_Given request_
Reproduce every line of the items below without changing a single character.

** BEGIN Data provided **

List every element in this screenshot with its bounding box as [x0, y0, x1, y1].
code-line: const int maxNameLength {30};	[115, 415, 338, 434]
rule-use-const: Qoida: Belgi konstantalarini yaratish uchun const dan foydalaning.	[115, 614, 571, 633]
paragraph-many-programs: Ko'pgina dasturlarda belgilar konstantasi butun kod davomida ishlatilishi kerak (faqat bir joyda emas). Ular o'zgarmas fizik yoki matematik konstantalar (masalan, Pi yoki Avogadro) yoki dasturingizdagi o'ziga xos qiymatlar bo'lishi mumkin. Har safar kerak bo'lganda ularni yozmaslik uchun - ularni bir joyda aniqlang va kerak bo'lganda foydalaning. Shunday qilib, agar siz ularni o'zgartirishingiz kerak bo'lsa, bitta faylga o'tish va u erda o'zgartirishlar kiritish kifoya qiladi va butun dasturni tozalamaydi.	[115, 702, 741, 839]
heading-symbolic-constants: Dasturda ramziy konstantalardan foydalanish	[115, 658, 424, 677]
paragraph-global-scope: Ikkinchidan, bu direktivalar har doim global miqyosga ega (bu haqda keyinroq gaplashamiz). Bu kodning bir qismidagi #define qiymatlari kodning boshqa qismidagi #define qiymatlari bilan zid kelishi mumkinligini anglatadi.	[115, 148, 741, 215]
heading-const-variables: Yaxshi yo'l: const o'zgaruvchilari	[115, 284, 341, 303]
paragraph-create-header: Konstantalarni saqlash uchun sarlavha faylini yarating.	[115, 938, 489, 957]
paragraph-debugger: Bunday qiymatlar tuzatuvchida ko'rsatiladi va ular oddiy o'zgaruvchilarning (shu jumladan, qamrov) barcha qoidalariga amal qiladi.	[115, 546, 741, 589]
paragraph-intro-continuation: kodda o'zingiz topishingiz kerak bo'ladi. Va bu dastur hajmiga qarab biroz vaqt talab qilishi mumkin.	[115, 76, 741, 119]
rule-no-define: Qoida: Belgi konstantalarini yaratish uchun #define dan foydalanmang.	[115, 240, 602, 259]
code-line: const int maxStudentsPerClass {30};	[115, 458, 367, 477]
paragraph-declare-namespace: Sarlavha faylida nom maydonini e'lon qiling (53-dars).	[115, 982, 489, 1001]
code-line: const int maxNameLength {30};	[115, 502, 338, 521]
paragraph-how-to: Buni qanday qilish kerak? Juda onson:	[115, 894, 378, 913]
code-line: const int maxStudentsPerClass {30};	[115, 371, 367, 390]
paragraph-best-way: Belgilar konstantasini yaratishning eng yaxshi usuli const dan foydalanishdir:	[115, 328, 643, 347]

** END Data provided **

_Exercise answer_
List every element in this screenshot with its bounding box as [x0, y0, x1, y1].
code-line: const int maxNameLength {30};	[115, 415, 338, 434]
rule-use-const: Qoida: Belgi konstantalarini yaratish uchun const dan foydalaning.	[115, 614, 571, 633]
paragraph-many-programs: Ko'pgina dasturlarda belgilar konstantasi butun kod davomida ishlatilishi kerak (faqat bir joyda emas). Ular o'zgarmas fizik yoki matematik konstantalar (masalan, Pi yoki Avogadro) yoki dasturingizdagi o'ziga xos qiymatlar bo'lishi mumkin. Har safar kerak bo'lganda ularni yozmaslik uchun - ularni bir joyda aniqlang va kerak bo'lganda foydalaning. Shunday qilib, agar siz ularni o'zgartirishingiz kerak bo'lsa, bitta faylga o'tish va u erda o'zgartirishlar kiritish kifoya qiladi va butun dasturni tozalamaydi.	[115, 702, 741, 839]
heading-symbolic-constants: Dasturda ramziy konstantalardan foydalanish	[115, 658, 424, 677]
paragraph-global-scope: Ikkinchidan, bu direktivalar har doim global miqyosga ega (bu haqda keyinroq gaplashamiz). Bu kodning bir qismidagi #define qiymatlari kodning boshqa qismidagi #define qiymatlari bilan zid kelishi mumkinligini anglatadi.	[115, 148, 741, 215]
heading-const-variables: Yaxshi yo'l: const o'zgaruvchilari	[115, 284, 341, 303]
paragraph-create-header: Konstantalarni saqlash uchun sarlavha faylini yarating.	[115, 938, 489, 957]
paragraph-debugger: Bunday qiymatlar tuzatuvchida ko'rsatiladi va ular oddiy o'zgaruvchilarning (shu jumladan, qamrov) barcha qoidalariga amal qiladi.	[115, 546, 741, 589]
paragraph-intro-continuation: kodda o'zingiz topishingiz kerak bo'ladi. Va bu dastur hajmiga qarab biroz vaqt talab qilishi mumkin.	[115, 76, 741, 119]
rule-no-define: Qoida: Belgi konstantalarini yaratish uchun #define dan foydalanmang.	[115, 240, 602, 259]
code-line: const int maxStudentsPerClass {30};	[115, 458, 367, 477]
paragraph-declare-namespace: Sarlavha faylida nom maydonini e'lon qiling (53-dars).	[115, 982, 489, 1001]
code-line: const int maxNameLength {30};	[115, 502, 338, 521]
paragraph-how-to: Buni qanday qilish kerak? Juda onson:	[115, 894, 378, 913]
code-line: const int maxStudentsPerClass {30};	[115, 371, 367, 390]
paragraph-best-way: Belgilar konstantasini yaratishning eng yaxshi usuli const dan foydalanishdir:	[115, 328, 643, 347]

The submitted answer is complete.